Entries provided:
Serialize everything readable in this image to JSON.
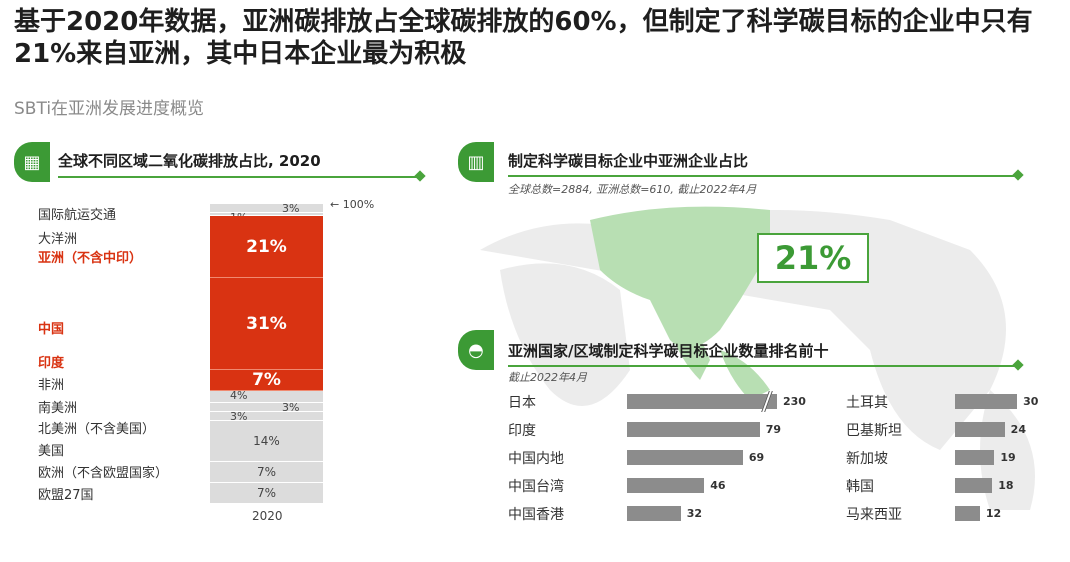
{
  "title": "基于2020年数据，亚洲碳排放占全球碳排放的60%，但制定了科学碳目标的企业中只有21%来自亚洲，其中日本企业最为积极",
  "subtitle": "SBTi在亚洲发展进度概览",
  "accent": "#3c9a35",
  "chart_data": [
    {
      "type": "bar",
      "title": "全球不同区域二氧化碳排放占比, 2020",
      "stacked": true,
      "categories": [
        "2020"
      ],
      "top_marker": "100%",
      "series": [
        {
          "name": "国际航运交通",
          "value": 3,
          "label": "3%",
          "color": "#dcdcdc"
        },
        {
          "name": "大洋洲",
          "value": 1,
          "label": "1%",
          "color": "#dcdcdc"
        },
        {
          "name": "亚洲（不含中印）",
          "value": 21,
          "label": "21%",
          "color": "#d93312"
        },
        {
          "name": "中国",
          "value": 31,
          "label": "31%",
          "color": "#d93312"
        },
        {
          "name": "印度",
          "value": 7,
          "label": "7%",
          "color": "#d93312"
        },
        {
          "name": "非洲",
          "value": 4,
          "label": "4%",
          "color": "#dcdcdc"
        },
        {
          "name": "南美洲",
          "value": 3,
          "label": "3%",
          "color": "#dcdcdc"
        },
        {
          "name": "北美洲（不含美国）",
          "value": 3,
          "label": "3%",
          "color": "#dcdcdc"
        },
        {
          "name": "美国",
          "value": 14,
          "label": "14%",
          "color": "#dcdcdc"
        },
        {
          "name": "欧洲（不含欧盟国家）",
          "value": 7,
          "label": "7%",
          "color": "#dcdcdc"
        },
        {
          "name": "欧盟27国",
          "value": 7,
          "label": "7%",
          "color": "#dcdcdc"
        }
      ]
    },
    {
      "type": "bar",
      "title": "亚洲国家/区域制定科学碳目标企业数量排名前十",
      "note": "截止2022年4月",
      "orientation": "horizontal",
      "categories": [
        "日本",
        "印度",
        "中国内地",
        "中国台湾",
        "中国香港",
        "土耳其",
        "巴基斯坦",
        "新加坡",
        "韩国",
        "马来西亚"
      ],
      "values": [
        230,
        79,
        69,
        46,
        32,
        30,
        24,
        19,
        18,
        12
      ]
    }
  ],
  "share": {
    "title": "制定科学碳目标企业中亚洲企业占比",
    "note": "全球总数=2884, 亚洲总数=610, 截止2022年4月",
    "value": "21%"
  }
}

Prompt:
Reply with nothing except the number of lines in the listing above that include "name".

Solution below:
11